**Aim:** Rewrite the lines of every record with "bounding box" replaced by "enclosing box" and nothing else changed, leaving out the pictures.

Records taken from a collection
§ §

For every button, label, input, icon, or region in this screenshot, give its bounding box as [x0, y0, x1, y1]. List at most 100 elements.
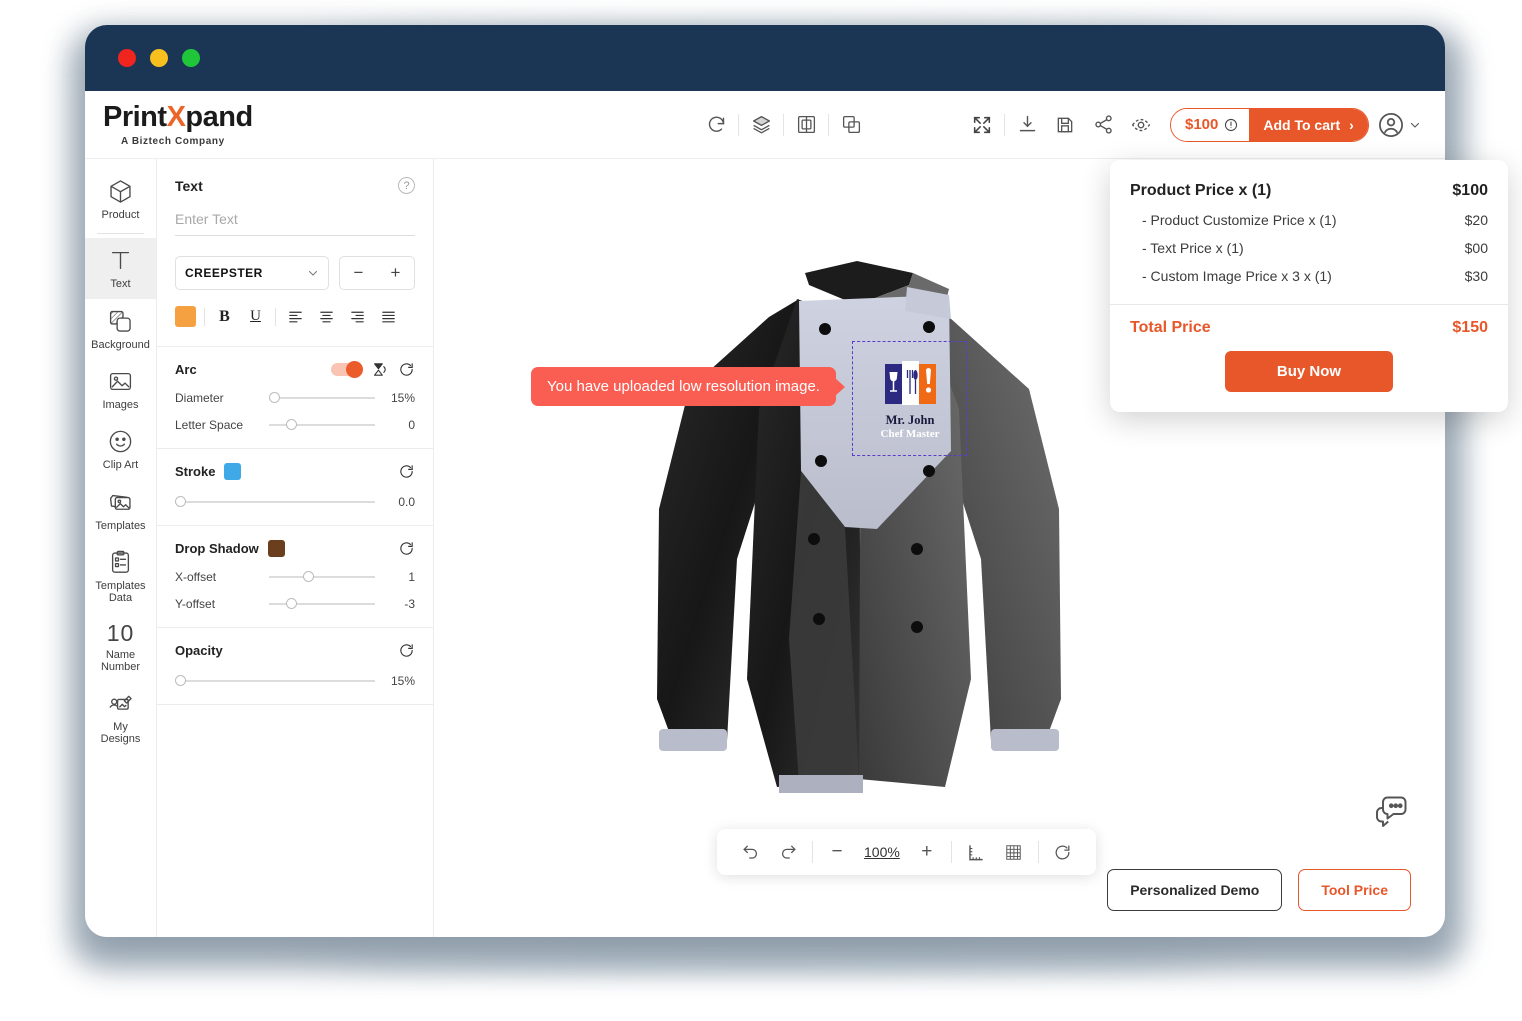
layers-icon[interactable]: [742, 106, 780, 144]
x-offset-slider[interactable]: [269, 571, 375, 582]
price-chip[interactable]: $100: [1171, 108, 1250, 141]
divider: [828, 113, 829, 136]
cta-row: Personalized Demo Tool Price: [1107, 869, 1411, 911]
font-size-increase-button[interactable]: +: [391, 263, 401, 283]
flip-vertical-icon[interactable]: [371, 361, 388, 378]
divider: [783, 113, 784, 136]
reset-icon[interactable]: [398, 463, 415, 480]
price-row-amount: $20: [1464, 212, 1488, 228]
format-row: B U: [175, 305, 415, 328]
zoom-out-button[interactable]: −: [820, 835, 854, 869]
brand-name-part1: Print: [103, 100, 167, 133]
bold-button[interactable]: B: [213, 305, 236, 328]
sidebar-item-templates[interactable]: Templates: [85, 480, 156, 540]
add-to-cart-label: Add To cart: [1263, 116, 1341, 133]
screenshot-stage: PrintXpand A Biztech Company $100 Add To…: [0, 0, 1522, 1021]
download-icon[interactable]: [1008, 106, 1046, 144]
help-question-icon[interactable]: ?: [398, 177, 415, 194]
align-justify-icon[interactable]: [377, 305, 400, 328]
y-offset-slider[interactable]: [269, 598, 375, 609]
account-menu[interactable]: [1377, 111, 1421, 139]
font-family-select[interactable]: CREEPSTER: [175, 256, 329, 290]
stroke-width-row: 0.0: [175, 495, 415, 509]
design-name-line2: Chef Master: [881, 428, 940, 440]
font-size-stepper[interactable]: − +: [339, 256, 415, 290]
align-right-icon[interactable]: [346, 305, 369, 328]
buy-now-button[interactable]: Buy Now: [1224, 351, 1394, 392]
sidebar-item-clip-art[interactable]: Clip Art: [85, 419, 156, 479]
sidebar-item-background[interactable]: Background: [85, 299, 156, 359]
divider: [812, 841, 813, 863]
price-row-amount: $00: [1464, 240, 1488, 256]
window-minimize-button[interactable]: [150, 49, 168, 67]
sidebar-item-my-designs[interactable]: My Designs: [85, 681, 156, 754]
x-offset-row: X-offset 1: [175, 570, 415, 584]
add-to-cart-button[interactable]: Add To cart ›: [1249, 108, 1368, 141]
preview-eye-icon[interactable]: [1122, 106, 1160, 144]
x-offset-value: 1: [408, 570, 415, 584]
font-size-decrease-button[interactable]: −: [354, 263, 364, 283]
reset-icon[interactable]: [1046, 835, 1080, 869]
text-t-icon: [107, 247, 134, 274]
reset-history-icon[interactable]: [697, 106, 735, 144]
align-left-icon[interactable]: [284, 305, 307, 328]
total-price-label: Total Price: [1130, 319, 1211, 336]
sidebar-item-product[interactable]: Product: [85, 169, 156, 229]
opacity-section: Opacity 15%: [157, 628, 433, 705]
divider: [275, 307, 276, 326]
chat-bubble-icon[interactable]: [1373, 793, 1411, 829]
brand-logo[interactable]: PrintXpand A Biztech Company: [85, 100, 275, 147]
design-selection-box[interactable]: Mr. John Chef Master: [852, 341, 967, 456]
price-row-label: - Custom Image Price x 3 x (1): [1142, 268, 1332, 284]
low-resolution-warning-tooltip: You have uploaded low resolution image.: [531, 367, 836, 406]
arc-letter-space-slider[interactable]: [269, 419, 375, 430]
arc-diameter-slider[interactable]: [269, 392, 375, 403]
stroke-color-swatch[interactable]: [224, 463, 242, 480]
sidebar-item-images[interactable]: Images: [85, 359, 156, 419]
window-maximize-button[interactable]: [182, 49, 200, 67]
sidebar-item-label: Background: [91, 338, 150, 351]
reset-icon[interactable]: [398, 361, 415, 378]
arc-letter-space-value: 0: [408, 418, 415, 432]
divider: [1037, 841, 1039, 863]
info-icon[interactable]: [1224, 118, 1238, 132]
window-close-button[interactable]: [118, 49, 136, 67]
duplicate-icon[interactable]: [832, 106, 870, 144]
text-input[interactable]: [175, 198, 415, 236]
align-center-icon[interactable]: [315, 305, 338, 328]
brand-name-x: X: [166, 100, 186, 133]
fullscreen-icon[interactable]: [963, 106, 1001, 144]
stroke-width-slider[interactable]: [175, 496, 375, 507]
reset-icon[interactable]: [398, 540, 415, 557]
sidebar-item-templates-data[interactable]: Templates Data: [85, 540, 156, 613]
divider: [950, 841, 952, 863]
align-objects-icon[interactable]: [787, 106, 825, 144]
tool-price-button[interactable]: Tool Price: [1298, 869, 1411, 911]
arc-toggle[interactable]: [331, 361, 363, 378]
ruler-icon[interactable]: [959, 835, 993, 869]
zoom-in-button[interactable]: +: [910, 835, 944, 869]
cube-icon: [107, 178, 134, 205]
redo-icon[interactable]: [771, 835, 805, 869]
price-row-customize: - Product Customize Price x (1) $20: [1130, 206, 1488, 234]
opacity-slider[interactable]: [175, 675, 375, 686]
drop-shadow-color-swatch[interactable]: [267, 540, 285, 557]
sidebar-item-label: Name Number: [100, 648, 141, 673]
underline-button[interactable]: U: [244, 305, 267, 328]
sidebar-item-text[interactable]: Text: [85, 238, 156, 299]
templates-icon: [107, 489, 134, 516]
zoom-level-value[interactable]: 100%: [858, 844, 906, 860]
personalized-demo-button[interactable]: Personalized Demo: [1107, 869, 1283, 911]
price-rows: Product Price x (1) $100 - Product Custo…: [1110, 160, 1508, 304]
grid-icon[interactable]: [997, 835, 1031, 869]
undo-icon[interactable]: [733, 835, 767, 869]
share-icon[interactable]: [1084, 106, 1122, 144]
app-header: PrintXpand A Biztech Company $100 Add To…: [85, 91, 1445, 159]
text-color-swatch[interactable]: [175, 306, 196, 327]
save-icon[interactable]: [1046, 106, 1084, 144]
sidebar-item-name-number[interactable]: 10 Name Number: [85, 613, 156, 682]
chef-logo-icon[interactable]: Mr. John Chef Master: [853, 342, 968, 457]
arc-diameter-value: 15%: [390, 391, 415, 405]
total-price-amount: $150: [1452, 319, 1488, 336]
reset-icon[interactable]: [398, 642, 415, 659]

§ §

**Completed task:**
For every button, label, input, icon, or region in this screenshot, give its enclosing box as [x0, y0, x1, y1]. List at most 100 elements.
layers-icon[interactable]: [742, 106, 780, 144]
x-offset-slider[interactable]: [269, 571, 375, 582]
price-chip[interactable]: $100: [1171, 108, 1250, 141]
divider: [828, 113, 829, 136]
cta-row: Personalized Demo Tool Price: [1107, 869, 1411, 911]
font-size-increase-button[interactable]: +: [391, 263, 401, 283]
flip-vertical-icon[interactable]: [371, 361, 388, 378]
divider: [783, 113, 784, 136]
reset-icon[interactable]: [398, 463, 415, 480]
price-row-amount: $20: [1464, 212, 1488, 228]
format-row: B U: [175, 305, 415, 328]
zoom-out-button[interactable]: −: [820, 835, 854, 869]
brand-name-part1: Print: [103, 100, 167, 133]
bold-button[interactable]: B: [213, 305, 236, 328]
sidebar-item-templates[interactable]: Templates: [85, 480, 156, 540]
add-to-cart-label: Add To cart: [1263, 116, 1341, 133]
screenshot-stage: PrintXpand A Biztech Company $100 Add To…: [0, 0, 1522, 1021]
download-icon[interactable]: [1008, 106, 1046, 144]
help-question-icon[interactable]: ?: [398, 177, 415, 194]
align-justify-icon[interactable]: [377, 305, 400, 328]
y-offset-slider[interactable]: [269, 598, 375, 609]
account-menu[interactable]: [1377, 111, 1421, 139]
font-family-select[interactable]: CREEPSTER: [175, 256, 329, 290]
stroke-width-row: 0.0: [175, 495, 415, 509]
design-name-line2: Chef Master: [881, 428, 940, 440]
font-size-stepper[interactable]: − +: [339, 256, 415, 290]
align-right-icon[interactable]: [346, 305, 369, 328]
buy-now-button[interactable]: Buy Now: [1224, 351, 1394, 392]
sidebar-item-clip-art[interactable]: Clip Art: [85, 419, 156, 479]
sidebar-item-background[interactable]: Background: [85, 299, 156, 359]
divider: [812, 841, 813, 863]
price-row-amount: $00: [1464, 240, 1488, 256]
window-minimize-button[interactable]: [150, 49, 168, 67]
sidebar-item-my-designs[interactable]: My Designs: [85, 681, 156, 754]
x-offset-row: X-offset 1: [175, 570, 415, 584]
add-to-cart-button[interactable]: Add To cart ›: [1249, 108, 1368, 141]
preview-eye-icon[interactable]: [1122, 106, 1160, 144]
x-offset-value: 1: [408, 570, 415, 584]
font-size-decrease-button[interactable]: −: [354, 263, 364, 283]
reset-icon[interactable]: [1046, 835, 1080, 869]
text-t-icon: [107, 247, 134, 274]
reset-history-icon[interactable]: [697, 106, 735, 144]
align-left-icon[interactable]: [284, 305, 307, 328]
total-price-label: Total Price: [1130, 319, 1211, 336]
sidebar-item-product[interactable]: Product: [85, 169, 156, 229]
opacity-section: Opacity 15%: [157, 628, 433, 705]
divider: [275, 307, 276, 326]
chat-bubble-icon[interactable]: [1373, 793, 1411, 829]
brand-logo[interactable]: PrintXpand A Biztech Company: [85, 100, 275, 147]
design-selection-box[interactable]: Mr. John Chef Master: [852, 341, 967, 456]
price-row-label: - Custom Image Price x 3 x (1): [1142, 268, 1332, 284]
low-resolution-warning-tooltip: You have uploaded low resolution image.: [531, 367, 836, 406]
arc-letter-space-slider[interactable]: [269, 419, 375, 430]
arc-diameter-slider[interactable]: [269, 392, 375, 403]
stroke-color-swatch[interactable]: [224, 463, 242, 480]
sidebar-item-images[interactable]: Images: [85, 359, 156, 419]
window-maximize-button[interactable]: [182, 49, 200, 67]
sidebar-item-label: Background: [91, 338, 150, 351]
reset-icon[interactable]: [398, 361, 415, 378]
arc-letter-space-value: 0: [408, 418, 415, 432]
divider: [1037, 841, 1039, 863]
info-icon[interactable]: [1224, 118, 1238, 132]
window-close-button[interactable]: [118, 49, 136, 67]
duplicate-icon[interactable]: [832, 106, 870, 144]
text-input[interactable]: [175, 198, 415, 236]
align-center-icon[interactable]: [315, 305, 338, 328]
brand-name-x: X: [166, 100, 186, 133]
fullscreen-icon[interactable]: [963, 106, 1001, 144]
stroke-width-slider[interactable]: [175, 496, 375, 507]
reset-icon[interactable]: [398, 540, 415, 557]
sidebar-item-templates-data[interactable]: Templates Data: [85, 540, 156, 613]
divider: [950, 841, 952, 863]
align-objects-icon[interactable]: [787, 106, 825, 144]
tool-price-button[interactable]: Tool Price: [1298, 869, 1411, 911]
arc-toggle[interactable]: [331, 361, 363, 378]
ruler-icon[interactable]: [959, 835, 993, 869]
zoom-in-button[interactable]: +: [910, 835, 944, 869]
cube-icon: [107, 178, 134, 205]
redo-icon[interactable]: [771, 835, 805, 869]
price-row-customize: - Product Customize Price x (1) $20: [1130, 206, 1488, 234]
opacity-slider[interactable]: [175, 675, 375, 686]
drop-shadow-color-swatch[interactable]: [267, 540, 285, 557]
sidebar-item-label: Name Number: [100, 648, 141, 673]
underline-button[interactable]: U: [244, 305, 267, 328]
sidebar-item-text[interactable]: Text: [85, 238, 156, 299]
templates-icon: [107, 489, 134, 516]
zoom-level-value[interactable]: 100%: [858, 844, 906, 860]
personalized-demo-button[interactable]: Personalized Demo: [1107, 869, 1283, 911]
price-rows: Product Price x (1) $100 - Product Custo…: [1110, 160, 1508, 304]
grid-icon[interactable]: [997, 835, 1031, 869]
undo-icon[interactable]: [733, 835, 767, 869]
share-icon[interactable]: [1084, 106, 1122, 144]
app-header: PrintXpand A Biztech Company $100 Add To…: [85, 91, 1445, 159]
text-color-swatch[interactable]: [175, 306, 196, 327]
save-icon[interactable]: [1046, 106, 1084, 144]
sidebar-item-name-number[interactable]: 10 Name Number: [85, 613, 156, 682]
chef-logo-icon[interactable]: Mr. John Chef Master: [853, 342, 968, 457]
arc-diameter-value: 15%: [390, 391, 415, 405]
total-price-amount: $150: [1452, 319, 1488, 336]
reset-icon[interactable]: [398, 642, 415, 659]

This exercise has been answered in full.